WHAT TO DO
Only the number is wanted: how many lines contain "JSON"?

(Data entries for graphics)
______
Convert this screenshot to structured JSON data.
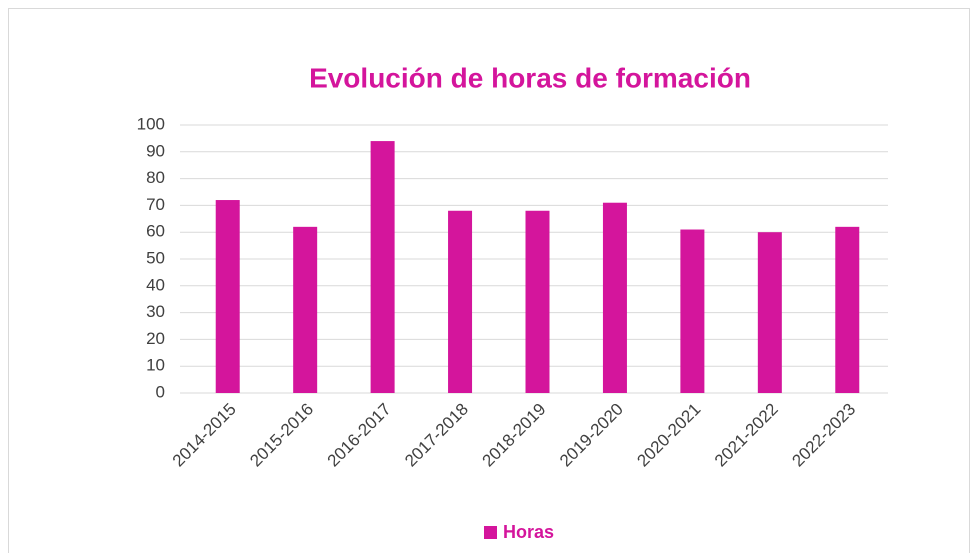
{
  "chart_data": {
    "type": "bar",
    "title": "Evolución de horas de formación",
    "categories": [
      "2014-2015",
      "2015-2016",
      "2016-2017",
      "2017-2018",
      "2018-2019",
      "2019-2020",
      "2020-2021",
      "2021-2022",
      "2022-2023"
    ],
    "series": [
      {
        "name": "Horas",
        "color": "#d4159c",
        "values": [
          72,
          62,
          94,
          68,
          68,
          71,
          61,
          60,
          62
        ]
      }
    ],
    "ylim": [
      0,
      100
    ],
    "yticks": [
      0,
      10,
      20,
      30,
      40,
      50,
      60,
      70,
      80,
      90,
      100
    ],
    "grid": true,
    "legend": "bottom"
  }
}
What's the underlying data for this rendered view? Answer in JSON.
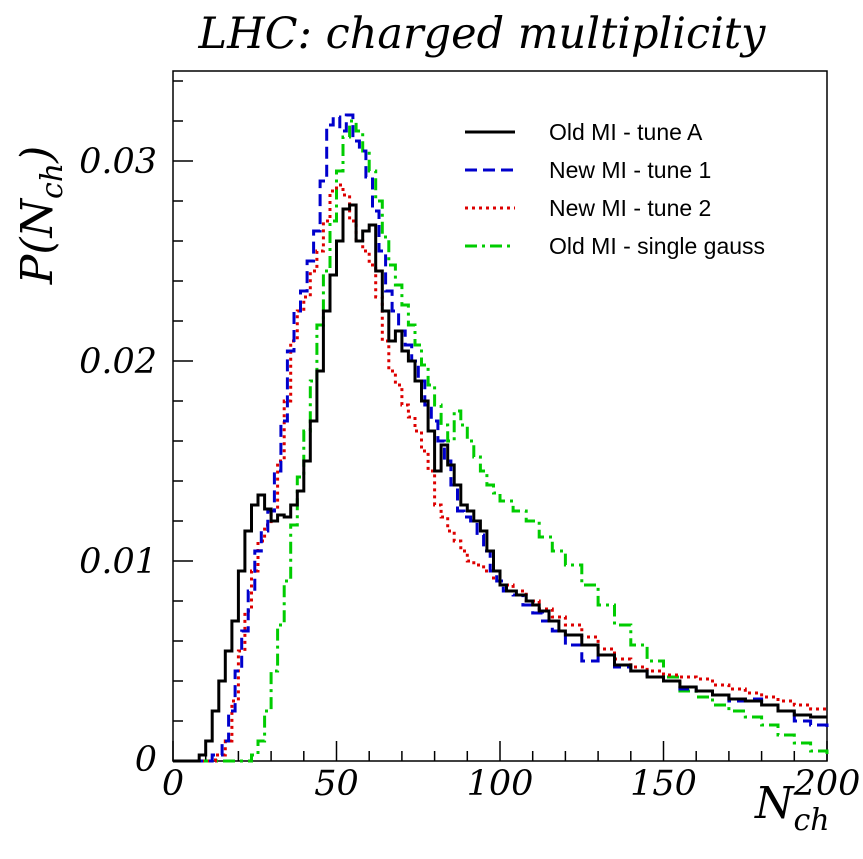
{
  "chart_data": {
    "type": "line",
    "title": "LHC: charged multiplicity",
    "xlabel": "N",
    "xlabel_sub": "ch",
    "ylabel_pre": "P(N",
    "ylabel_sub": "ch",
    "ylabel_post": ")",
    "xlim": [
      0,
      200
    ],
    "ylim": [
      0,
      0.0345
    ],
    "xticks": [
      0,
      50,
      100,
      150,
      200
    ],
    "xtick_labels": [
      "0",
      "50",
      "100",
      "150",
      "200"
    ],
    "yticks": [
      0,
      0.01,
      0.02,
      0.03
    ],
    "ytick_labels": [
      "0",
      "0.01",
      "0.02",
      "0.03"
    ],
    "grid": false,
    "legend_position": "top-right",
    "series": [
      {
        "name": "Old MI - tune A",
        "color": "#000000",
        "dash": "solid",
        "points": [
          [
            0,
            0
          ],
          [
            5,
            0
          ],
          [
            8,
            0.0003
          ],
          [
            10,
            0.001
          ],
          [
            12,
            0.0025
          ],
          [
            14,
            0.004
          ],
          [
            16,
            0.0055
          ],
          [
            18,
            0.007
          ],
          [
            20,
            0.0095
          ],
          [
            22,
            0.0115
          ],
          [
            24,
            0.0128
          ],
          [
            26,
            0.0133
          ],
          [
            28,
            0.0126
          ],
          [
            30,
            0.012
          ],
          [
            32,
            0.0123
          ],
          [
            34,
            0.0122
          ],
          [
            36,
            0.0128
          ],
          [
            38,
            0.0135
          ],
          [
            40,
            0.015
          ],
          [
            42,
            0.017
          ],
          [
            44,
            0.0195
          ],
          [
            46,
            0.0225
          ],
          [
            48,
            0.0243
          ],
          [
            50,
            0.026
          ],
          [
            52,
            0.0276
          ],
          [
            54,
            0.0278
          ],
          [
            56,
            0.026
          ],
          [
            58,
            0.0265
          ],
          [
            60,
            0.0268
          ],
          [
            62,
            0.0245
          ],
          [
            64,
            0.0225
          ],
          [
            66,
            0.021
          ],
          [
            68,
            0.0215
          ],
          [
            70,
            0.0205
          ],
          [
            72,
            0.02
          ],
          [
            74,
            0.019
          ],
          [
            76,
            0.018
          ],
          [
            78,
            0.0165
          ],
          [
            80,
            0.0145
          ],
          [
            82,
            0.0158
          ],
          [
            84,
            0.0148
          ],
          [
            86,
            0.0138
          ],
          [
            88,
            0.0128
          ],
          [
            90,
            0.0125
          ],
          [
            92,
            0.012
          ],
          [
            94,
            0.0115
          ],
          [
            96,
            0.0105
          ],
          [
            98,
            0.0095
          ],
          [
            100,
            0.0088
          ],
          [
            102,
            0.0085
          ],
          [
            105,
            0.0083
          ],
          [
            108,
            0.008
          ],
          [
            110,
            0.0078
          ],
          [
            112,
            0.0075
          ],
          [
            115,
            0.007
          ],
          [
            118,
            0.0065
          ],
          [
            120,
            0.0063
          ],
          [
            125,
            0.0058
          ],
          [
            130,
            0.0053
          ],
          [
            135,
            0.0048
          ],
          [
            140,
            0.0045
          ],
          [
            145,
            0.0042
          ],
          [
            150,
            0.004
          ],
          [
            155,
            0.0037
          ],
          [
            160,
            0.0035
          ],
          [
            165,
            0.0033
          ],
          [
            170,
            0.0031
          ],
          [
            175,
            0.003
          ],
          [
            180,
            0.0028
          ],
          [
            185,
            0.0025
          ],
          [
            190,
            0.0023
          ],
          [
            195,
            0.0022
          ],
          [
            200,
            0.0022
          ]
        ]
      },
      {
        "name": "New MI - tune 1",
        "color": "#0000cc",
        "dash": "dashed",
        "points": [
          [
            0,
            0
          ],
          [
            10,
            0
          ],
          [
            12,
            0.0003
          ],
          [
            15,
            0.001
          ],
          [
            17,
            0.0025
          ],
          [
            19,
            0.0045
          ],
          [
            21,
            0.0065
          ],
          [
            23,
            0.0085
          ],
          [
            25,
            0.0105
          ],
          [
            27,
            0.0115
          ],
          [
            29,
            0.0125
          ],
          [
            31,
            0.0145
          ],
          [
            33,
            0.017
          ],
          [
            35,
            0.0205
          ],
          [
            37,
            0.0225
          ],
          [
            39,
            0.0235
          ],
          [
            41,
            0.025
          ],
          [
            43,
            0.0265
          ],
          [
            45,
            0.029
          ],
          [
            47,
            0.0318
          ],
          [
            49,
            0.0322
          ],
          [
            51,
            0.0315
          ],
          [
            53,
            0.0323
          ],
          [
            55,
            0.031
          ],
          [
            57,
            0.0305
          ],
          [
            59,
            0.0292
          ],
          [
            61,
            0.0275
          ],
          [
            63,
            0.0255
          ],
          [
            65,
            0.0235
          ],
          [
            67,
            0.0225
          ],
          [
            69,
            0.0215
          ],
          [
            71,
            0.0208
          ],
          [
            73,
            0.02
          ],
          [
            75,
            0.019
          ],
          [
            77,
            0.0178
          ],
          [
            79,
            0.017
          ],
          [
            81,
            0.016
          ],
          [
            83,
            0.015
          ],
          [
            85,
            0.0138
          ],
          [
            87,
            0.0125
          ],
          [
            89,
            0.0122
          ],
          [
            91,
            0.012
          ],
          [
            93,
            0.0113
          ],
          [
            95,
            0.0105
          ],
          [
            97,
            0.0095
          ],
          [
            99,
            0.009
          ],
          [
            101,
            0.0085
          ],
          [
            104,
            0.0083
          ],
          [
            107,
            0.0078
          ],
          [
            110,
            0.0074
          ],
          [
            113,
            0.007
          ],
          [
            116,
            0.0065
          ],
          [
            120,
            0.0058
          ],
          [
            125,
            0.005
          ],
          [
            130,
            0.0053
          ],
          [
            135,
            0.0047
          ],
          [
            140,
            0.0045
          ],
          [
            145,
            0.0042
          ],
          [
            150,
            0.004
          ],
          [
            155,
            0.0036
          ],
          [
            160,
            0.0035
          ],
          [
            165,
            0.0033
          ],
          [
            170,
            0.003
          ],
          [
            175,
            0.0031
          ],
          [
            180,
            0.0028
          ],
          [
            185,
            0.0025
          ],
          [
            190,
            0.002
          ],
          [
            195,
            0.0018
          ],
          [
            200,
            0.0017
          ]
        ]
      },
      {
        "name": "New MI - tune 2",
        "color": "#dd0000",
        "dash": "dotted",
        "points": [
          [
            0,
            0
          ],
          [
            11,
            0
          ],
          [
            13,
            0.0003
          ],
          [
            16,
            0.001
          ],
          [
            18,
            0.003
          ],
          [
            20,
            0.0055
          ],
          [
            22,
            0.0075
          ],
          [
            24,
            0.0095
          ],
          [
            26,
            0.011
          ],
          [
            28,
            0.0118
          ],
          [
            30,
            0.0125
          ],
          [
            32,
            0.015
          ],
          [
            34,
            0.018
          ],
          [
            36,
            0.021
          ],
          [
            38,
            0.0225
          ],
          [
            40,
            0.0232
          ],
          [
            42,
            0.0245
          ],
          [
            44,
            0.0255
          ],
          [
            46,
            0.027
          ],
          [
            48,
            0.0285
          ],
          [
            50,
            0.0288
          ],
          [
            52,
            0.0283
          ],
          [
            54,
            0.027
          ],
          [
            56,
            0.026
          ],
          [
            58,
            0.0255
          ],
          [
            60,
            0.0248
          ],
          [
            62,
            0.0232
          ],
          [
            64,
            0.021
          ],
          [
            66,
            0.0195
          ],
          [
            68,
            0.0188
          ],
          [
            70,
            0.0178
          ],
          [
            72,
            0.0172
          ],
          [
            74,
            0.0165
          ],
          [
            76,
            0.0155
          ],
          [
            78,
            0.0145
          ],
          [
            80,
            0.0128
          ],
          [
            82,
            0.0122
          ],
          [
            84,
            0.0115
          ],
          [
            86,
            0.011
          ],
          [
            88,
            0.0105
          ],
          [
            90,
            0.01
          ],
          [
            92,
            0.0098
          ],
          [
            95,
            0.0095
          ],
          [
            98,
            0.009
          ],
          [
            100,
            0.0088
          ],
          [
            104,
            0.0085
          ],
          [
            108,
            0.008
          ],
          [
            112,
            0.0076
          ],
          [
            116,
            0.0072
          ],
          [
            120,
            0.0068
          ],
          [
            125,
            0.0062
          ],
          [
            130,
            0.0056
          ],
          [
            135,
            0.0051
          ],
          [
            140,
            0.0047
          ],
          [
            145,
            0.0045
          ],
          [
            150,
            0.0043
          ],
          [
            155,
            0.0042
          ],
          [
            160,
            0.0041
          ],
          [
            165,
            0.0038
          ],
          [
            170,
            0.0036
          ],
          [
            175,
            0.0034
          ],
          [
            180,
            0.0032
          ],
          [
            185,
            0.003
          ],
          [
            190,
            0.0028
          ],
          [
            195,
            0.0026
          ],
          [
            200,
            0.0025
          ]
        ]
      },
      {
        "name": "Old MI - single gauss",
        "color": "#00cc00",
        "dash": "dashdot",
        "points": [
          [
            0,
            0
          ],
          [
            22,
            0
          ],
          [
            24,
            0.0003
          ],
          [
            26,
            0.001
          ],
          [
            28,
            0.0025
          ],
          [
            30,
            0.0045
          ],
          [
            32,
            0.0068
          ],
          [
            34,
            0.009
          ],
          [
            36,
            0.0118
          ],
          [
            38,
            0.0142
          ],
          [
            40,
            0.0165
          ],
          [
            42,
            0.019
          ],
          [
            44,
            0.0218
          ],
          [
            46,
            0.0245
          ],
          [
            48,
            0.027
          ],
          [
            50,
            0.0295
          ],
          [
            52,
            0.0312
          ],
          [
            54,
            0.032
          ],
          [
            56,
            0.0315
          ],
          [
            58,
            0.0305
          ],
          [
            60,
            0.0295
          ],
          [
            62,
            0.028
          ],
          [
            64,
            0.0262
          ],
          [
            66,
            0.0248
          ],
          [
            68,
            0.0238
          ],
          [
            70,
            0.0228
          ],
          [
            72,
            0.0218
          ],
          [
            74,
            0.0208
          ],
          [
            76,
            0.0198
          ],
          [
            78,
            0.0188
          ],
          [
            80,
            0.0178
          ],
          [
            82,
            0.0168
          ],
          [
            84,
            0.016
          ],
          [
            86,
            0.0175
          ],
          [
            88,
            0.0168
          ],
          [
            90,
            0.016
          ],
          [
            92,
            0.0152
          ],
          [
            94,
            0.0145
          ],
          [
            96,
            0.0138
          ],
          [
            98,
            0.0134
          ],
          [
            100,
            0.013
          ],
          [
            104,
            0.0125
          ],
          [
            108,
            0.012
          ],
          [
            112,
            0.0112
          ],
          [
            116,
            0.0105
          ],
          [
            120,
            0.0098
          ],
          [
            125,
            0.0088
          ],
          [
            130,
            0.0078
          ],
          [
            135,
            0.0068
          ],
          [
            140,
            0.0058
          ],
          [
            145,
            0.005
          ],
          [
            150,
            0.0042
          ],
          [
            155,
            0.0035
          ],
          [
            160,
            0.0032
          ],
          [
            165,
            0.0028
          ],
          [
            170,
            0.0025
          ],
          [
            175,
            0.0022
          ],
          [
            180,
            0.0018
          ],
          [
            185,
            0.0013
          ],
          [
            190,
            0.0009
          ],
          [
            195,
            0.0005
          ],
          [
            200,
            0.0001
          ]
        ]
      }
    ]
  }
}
______
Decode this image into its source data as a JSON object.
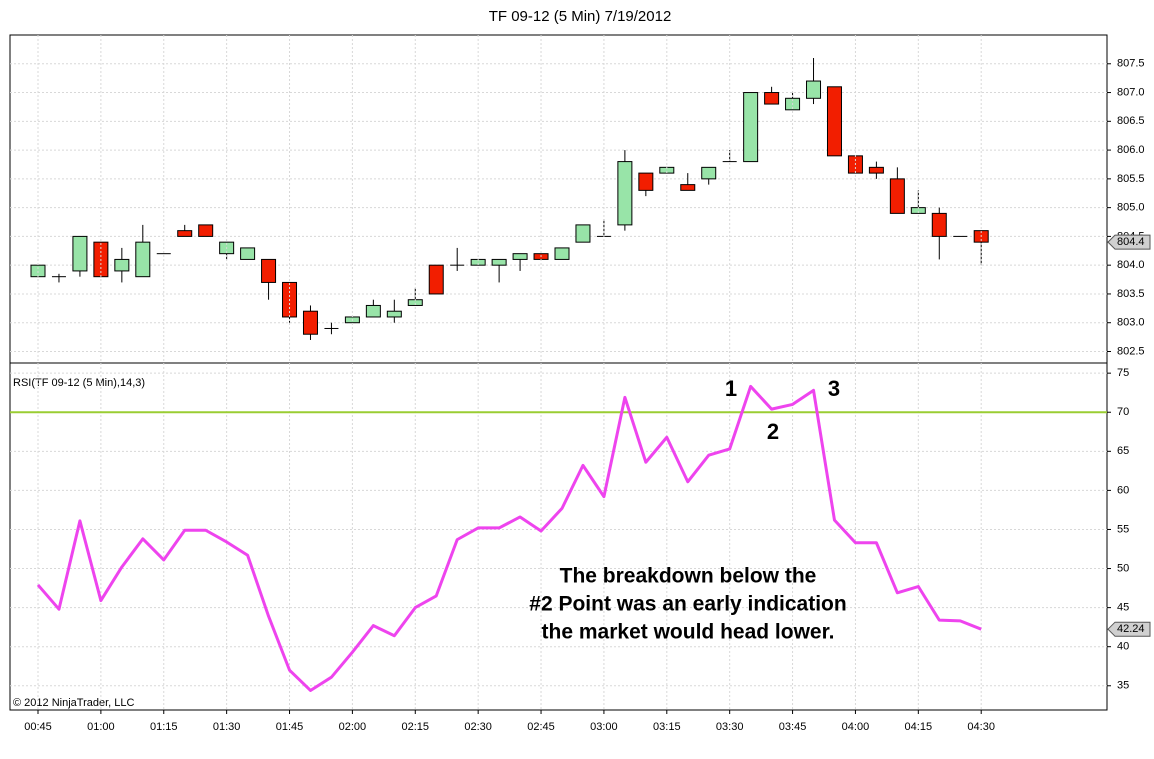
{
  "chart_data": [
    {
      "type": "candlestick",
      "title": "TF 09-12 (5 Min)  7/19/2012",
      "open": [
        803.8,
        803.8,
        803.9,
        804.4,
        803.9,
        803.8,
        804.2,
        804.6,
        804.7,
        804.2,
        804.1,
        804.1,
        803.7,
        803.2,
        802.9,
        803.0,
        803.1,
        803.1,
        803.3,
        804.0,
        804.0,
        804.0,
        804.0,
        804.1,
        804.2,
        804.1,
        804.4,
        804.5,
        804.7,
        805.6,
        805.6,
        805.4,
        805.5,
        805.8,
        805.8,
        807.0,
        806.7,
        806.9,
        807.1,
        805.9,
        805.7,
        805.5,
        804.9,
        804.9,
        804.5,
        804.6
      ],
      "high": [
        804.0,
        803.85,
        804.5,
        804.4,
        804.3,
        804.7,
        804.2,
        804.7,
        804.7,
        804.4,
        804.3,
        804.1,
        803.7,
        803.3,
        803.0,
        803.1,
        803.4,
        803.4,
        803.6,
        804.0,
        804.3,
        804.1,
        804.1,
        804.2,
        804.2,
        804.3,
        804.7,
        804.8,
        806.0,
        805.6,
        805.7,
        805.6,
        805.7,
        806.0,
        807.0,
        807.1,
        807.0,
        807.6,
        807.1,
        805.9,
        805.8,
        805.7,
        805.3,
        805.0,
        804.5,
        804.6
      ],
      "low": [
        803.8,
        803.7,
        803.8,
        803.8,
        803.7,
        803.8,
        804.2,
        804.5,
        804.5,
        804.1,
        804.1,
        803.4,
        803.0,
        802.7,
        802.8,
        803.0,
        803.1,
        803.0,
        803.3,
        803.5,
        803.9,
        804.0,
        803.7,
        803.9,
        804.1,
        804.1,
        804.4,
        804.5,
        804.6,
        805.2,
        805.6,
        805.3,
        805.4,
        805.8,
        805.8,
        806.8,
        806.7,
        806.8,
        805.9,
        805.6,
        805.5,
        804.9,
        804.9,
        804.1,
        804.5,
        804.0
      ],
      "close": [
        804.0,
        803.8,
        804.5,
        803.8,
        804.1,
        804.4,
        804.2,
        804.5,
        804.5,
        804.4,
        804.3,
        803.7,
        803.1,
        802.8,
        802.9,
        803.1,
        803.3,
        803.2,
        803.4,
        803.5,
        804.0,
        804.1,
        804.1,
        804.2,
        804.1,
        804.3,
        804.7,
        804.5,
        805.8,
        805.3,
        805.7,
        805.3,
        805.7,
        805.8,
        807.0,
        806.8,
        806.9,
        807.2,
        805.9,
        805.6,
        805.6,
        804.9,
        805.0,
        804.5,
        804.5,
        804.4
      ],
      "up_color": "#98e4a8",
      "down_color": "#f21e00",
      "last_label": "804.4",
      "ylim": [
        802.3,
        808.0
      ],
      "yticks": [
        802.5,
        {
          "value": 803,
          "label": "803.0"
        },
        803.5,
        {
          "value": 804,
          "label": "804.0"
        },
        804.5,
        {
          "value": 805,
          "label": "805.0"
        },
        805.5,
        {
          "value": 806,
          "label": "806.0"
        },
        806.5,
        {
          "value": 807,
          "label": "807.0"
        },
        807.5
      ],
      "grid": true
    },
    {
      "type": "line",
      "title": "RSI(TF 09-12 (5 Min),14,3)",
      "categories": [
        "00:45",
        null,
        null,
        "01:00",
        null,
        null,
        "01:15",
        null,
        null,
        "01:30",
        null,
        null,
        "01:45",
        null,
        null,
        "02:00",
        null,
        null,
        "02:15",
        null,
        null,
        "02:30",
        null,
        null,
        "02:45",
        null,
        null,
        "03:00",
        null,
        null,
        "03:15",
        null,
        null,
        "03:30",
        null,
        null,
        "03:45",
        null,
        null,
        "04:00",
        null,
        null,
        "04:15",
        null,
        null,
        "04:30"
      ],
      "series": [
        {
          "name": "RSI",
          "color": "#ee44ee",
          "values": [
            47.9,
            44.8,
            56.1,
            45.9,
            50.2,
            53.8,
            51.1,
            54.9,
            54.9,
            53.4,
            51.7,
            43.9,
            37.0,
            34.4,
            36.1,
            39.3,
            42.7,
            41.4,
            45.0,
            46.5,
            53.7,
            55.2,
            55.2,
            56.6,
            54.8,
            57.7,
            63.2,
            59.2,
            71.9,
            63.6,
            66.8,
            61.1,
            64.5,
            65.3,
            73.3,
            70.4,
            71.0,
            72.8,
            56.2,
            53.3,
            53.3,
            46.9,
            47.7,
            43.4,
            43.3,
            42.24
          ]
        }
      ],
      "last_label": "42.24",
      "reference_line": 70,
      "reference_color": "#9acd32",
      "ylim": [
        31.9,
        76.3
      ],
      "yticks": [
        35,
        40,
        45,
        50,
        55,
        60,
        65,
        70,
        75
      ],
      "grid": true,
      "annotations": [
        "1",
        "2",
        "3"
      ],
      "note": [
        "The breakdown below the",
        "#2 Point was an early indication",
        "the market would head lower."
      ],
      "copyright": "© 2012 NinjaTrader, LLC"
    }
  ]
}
______
WRITTEN SOLUTION
3